Extracted data entries:
· · · · ·

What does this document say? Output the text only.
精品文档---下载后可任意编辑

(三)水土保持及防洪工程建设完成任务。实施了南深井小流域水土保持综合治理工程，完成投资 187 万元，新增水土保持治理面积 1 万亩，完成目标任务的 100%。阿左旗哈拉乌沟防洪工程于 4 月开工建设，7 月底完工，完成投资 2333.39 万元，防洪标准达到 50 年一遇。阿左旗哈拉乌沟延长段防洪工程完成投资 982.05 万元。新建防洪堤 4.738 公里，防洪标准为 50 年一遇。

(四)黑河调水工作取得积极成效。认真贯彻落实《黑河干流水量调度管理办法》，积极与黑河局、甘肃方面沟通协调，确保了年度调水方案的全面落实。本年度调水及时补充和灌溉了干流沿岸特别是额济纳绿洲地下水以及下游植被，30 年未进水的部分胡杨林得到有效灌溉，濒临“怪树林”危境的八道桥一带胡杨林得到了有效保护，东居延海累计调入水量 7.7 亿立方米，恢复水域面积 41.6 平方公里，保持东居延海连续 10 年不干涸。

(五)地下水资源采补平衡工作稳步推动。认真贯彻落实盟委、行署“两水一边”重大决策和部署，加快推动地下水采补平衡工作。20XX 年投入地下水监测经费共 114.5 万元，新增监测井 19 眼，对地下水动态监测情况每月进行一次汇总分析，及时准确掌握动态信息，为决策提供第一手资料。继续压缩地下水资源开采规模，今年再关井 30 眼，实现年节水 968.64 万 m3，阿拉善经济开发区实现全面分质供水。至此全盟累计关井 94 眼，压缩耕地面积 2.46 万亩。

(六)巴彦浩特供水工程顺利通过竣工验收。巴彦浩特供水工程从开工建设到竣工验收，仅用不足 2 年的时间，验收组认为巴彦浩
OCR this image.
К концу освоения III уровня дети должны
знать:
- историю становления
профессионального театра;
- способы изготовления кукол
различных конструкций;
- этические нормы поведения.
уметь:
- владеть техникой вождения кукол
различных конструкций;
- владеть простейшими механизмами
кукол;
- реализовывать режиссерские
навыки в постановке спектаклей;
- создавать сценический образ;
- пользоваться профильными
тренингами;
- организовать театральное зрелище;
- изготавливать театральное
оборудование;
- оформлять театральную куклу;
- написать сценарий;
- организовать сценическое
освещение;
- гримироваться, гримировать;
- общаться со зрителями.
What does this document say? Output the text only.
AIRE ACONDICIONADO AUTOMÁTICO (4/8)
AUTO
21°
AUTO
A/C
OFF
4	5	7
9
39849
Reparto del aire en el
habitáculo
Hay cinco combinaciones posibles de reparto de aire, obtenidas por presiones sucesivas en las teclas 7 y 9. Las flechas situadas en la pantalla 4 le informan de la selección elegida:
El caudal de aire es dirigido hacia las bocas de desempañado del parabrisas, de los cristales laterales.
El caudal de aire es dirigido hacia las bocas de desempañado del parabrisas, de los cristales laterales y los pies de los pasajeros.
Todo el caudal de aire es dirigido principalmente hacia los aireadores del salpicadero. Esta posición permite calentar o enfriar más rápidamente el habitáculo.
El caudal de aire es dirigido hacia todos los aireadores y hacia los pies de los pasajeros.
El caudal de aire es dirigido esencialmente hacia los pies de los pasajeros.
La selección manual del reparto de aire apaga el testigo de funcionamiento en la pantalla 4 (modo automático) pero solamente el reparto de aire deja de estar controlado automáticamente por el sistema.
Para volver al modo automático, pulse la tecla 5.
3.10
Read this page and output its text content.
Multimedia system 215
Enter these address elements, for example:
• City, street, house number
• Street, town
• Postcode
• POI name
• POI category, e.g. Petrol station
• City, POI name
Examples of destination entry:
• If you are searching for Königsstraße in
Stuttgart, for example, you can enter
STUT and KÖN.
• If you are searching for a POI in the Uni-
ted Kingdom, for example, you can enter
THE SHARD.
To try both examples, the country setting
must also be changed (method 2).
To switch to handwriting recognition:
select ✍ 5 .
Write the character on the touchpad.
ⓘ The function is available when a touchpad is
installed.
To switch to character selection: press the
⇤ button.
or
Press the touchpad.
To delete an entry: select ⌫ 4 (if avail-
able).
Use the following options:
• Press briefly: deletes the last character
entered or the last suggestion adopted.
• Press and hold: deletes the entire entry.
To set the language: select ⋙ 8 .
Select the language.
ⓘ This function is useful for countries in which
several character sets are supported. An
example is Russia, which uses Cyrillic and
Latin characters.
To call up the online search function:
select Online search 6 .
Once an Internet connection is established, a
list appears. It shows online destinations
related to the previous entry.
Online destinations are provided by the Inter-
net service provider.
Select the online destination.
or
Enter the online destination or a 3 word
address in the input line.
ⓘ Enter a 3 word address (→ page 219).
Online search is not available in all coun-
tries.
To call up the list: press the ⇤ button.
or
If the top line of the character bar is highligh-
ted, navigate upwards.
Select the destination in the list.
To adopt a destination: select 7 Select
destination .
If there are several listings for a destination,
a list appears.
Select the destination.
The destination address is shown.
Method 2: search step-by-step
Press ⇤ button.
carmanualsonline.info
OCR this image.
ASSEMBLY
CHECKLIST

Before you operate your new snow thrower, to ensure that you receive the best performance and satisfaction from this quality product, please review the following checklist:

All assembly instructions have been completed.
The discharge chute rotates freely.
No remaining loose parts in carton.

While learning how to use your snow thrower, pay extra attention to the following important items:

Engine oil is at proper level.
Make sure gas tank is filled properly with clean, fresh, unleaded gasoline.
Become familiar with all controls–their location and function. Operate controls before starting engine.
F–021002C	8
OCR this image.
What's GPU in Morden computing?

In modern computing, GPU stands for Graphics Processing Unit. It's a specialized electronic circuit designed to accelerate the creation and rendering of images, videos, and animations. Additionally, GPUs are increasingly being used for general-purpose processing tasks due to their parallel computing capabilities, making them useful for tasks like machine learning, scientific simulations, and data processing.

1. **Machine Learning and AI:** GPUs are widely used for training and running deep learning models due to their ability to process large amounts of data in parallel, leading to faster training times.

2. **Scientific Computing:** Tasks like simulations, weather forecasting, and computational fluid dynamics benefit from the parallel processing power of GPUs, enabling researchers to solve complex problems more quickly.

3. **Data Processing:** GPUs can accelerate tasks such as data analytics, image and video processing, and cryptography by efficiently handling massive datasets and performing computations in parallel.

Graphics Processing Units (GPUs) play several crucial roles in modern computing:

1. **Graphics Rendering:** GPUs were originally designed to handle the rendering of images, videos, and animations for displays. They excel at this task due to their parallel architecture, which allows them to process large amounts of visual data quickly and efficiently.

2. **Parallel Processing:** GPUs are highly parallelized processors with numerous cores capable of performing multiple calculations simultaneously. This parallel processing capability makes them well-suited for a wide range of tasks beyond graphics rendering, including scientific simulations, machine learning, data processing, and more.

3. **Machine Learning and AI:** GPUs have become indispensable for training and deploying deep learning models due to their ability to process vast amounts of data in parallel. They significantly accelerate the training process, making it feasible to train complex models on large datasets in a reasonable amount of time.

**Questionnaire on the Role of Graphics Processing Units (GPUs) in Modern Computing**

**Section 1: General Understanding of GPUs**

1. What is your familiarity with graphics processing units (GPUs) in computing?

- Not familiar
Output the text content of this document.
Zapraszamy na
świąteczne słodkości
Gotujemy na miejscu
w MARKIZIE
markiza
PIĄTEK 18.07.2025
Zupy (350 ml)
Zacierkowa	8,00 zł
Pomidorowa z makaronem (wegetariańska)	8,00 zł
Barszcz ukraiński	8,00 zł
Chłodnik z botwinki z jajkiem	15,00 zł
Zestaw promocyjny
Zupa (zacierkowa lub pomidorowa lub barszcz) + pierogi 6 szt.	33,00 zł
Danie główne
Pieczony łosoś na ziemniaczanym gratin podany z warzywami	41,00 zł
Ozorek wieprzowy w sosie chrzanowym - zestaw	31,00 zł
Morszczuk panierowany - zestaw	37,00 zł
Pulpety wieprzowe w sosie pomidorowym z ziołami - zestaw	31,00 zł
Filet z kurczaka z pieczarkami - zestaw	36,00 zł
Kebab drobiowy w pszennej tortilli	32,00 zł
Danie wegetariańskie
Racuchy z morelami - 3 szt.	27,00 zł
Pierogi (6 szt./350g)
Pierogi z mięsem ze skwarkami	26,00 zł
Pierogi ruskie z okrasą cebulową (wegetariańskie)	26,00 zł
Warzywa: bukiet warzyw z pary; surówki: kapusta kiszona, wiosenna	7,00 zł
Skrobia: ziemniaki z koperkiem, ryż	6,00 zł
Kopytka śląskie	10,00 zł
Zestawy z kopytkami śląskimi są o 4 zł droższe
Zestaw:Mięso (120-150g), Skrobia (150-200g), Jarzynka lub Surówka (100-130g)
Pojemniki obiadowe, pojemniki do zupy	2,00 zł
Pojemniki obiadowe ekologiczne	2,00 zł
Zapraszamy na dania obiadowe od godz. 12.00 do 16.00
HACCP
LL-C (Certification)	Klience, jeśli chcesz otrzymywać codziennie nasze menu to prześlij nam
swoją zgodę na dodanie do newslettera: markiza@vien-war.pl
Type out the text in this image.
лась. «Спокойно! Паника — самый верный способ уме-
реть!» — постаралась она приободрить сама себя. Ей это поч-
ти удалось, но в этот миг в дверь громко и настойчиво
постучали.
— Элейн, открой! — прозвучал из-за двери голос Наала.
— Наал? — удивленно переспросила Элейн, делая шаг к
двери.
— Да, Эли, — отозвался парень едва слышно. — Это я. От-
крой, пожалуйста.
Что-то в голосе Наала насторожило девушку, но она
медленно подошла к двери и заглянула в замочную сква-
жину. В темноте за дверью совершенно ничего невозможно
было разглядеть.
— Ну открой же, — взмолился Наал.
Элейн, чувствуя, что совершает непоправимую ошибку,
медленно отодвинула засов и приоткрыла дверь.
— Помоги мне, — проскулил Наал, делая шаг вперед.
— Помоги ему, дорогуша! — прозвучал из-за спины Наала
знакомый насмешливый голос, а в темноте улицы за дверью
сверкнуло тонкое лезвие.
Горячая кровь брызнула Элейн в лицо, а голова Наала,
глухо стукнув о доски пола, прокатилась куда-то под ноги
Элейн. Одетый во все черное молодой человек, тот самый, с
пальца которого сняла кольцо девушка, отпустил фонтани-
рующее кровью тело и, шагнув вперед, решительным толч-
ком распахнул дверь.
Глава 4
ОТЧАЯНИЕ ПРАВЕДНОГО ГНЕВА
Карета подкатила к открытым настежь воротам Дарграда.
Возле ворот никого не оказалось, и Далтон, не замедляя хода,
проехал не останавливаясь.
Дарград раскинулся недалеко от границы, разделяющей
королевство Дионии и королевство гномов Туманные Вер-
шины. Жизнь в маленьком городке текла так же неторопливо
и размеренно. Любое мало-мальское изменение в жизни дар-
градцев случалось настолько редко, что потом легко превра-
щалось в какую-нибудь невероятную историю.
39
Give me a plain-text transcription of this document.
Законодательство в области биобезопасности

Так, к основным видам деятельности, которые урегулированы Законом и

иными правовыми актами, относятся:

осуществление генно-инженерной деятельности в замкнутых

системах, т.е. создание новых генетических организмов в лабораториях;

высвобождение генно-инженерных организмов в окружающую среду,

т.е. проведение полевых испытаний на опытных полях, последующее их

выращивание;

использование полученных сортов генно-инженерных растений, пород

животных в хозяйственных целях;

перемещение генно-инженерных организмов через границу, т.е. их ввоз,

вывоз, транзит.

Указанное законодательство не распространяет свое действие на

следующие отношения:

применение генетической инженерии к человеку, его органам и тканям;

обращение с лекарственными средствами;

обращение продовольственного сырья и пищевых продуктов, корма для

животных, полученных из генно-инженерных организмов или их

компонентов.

· · · · ·

Working from the listing above, pick out every line that has "parabrisas" and copy it.

### Worked answer
El caudal de aire es dirigido hacia las bocas de desempañado del parabrisas, de los cristales laterales.
El caudal de aire es dirigido hacia las bocas de desempañado del parabrisas, de los cristales laterales y los pies de los pasajeros.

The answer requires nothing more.